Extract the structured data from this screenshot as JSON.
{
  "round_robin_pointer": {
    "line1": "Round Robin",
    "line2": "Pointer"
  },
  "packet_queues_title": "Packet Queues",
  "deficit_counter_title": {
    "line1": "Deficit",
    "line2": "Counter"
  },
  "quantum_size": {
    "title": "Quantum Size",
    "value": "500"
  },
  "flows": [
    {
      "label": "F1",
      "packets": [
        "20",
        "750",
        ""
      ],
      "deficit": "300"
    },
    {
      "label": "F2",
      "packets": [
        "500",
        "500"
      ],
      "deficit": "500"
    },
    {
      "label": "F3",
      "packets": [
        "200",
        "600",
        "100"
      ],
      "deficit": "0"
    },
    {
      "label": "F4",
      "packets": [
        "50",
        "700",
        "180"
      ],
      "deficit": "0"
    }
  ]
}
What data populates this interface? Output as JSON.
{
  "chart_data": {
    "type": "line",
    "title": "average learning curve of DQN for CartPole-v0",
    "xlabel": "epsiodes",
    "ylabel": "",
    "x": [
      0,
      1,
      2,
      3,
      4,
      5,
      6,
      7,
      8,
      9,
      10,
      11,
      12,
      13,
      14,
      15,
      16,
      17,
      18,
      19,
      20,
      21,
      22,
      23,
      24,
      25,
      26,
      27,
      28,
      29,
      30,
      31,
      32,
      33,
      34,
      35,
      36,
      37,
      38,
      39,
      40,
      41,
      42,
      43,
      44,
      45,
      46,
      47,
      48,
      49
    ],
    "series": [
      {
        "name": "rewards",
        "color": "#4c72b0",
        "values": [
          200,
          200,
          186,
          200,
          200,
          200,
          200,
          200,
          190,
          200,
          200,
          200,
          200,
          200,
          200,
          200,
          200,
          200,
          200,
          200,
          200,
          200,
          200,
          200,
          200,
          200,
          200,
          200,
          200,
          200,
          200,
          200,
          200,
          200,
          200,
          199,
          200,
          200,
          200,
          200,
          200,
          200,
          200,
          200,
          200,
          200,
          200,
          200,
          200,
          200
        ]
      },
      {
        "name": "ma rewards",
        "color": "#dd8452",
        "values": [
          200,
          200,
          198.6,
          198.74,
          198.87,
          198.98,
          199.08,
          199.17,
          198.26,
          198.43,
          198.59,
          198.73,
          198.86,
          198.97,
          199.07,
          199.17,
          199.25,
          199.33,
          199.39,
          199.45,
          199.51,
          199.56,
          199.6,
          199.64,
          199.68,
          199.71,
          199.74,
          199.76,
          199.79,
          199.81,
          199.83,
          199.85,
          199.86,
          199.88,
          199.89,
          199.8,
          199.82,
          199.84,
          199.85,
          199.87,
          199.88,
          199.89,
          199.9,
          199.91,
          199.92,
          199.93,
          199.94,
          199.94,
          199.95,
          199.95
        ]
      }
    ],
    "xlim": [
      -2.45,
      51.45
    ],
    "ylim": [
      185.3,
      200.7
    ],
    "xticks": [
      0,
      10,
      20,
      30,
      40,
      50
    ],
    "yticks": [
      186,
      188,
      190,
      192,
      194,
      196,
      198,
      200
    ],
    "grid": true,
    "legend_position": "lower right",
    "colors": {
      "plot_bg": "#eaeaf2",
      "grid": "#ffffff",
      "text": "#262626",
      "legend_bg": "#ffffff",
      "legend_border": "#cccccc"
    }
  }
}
===============
(What the exercise asks) Write out the records shown above, exactly as they appear.

(Exercise answer)
Extract the structured data from this screenshot as JSON.
{
  "round_robin_pointer": {
    "line1": "Round Robin",
    "line2": "Pointer"
  },
  "packet_queues_title": "Packet Queues",
  "deficit_counter_title": {
    "line1": "Deficit",
    "line2": "Counter"
  },
  "quantum_size": {
    "title": "Quantum Size",
    "value": "500"
  },
  "flows": [
    {
      "label": "F1",
      "packets": [
        "20",
        "750",
        ""
      ],
      "deficit": "300"
    },
    {
      "label": "F2",
      "packets": [
        "500",
        "500"
      ],
      "deficit": "500"
    },
    {
      "label": "F3",
      "packets": [
        "200",
        "600",
        "100"
      ],
      "deficit": "0"
    },
    {
      "label": "F4",
      "packets": [
        "50",
        "700",
        "180"
      ],
      "deficit": "0"
    }
  ]
}
What data populates this interface? Output as JSON.
{
  "chart_data": {
    "type": "line",
    "title": "average learning curve of DQN for CartPole-v0",
    "xlabel": "epsiodes",
    "ylabel": "",
    "x": [
      0,
      1,
      2,
      3,
      4,
      5,
      6,
      7,
      8,
      9,
      10,
      11,
      12,
      13,
      14,
      15,
      16,
      17,
      18,
      19,
      20,
      21,
      22,
      23,
      24,
      25,
      26,
      27,
      28,
      29,
      30,
      31,
      32,
      33,
      34,
      35,
      36,
      37,
      38,
      39,
      40,
      41,
      42,
      43,
      44,
      45,
      46,
      47,
      48,
      49
    ],
    "series": [
      {
        "name": "rewards",
        "color": "#4c72b0",
        "values": [
          200,
          200,
          186,
          200,
          200,
          200,
          200,
          200,
          190,
          200,
          200,
          200,
          200,
          200,
          200,
          200,
          200,
          200,
          200,
          200,
          200,
          200,
          200,
          200,
          200,
          200,
          200,
          200,
          200,
          200,
          200,
          200,
          200,
          200,
          200,
          199,
          200,
          200,
          200,
          200,
          200,
          200,
          200,
          200,
          200,
          200,
          200,
          200,
          200,
          200
        ]
      },
      {
        "name": "ma rewards",
        "color": "#dd8452",
        "values": [
          200,
          200,
          198.6,
          198.74,
          198.87,
          198.98,
          199.08,
          199.17,
          198.26,
          198.43,
          198.59,
          198.73,
          198.86,
          198.97,
          199.07,
          199.17,
          199.25,
          199.33,
          199.39,
          199.45,
          199.51,
          199.56,
          199.6,
          199.64,
          199.68,
          199.71,
          199.74,
          199.76,
          199.79,
          199.81,
          199.83,
          199.85,
          199.86,
          199.88,
          199.89,
          199.8,
          199.82,
          199.84,
          199.85,
          199.87,
          199.88,
          199.89,
          199.9,
          199.91,
          199.92,
          199.93,
          199.94,
          199.94,
          199.95,
          199.95
        ]
      }
    ],
    "xlim": [
      -2.45,
      51.45
    ],
    "ylim": [
      185.3,
      200.7
    ],
    "xticks": [
      0,
      10,
      20,
      30,
      40,
      50
    ],
    "yticks": [
      186,
      188,
      190,
      192,
      194,
      196,
      198,
      200
    ],
    "grid": true,
    "legend_position": "lower right",
    "colors": {
      "plot_bg": "#eaeaf2",
      "grid": "#ffffff",
      "text": "#262626",
      "legend_bg": "#ffffff",
      "legend_border": "#cccccc"
    }
  }
}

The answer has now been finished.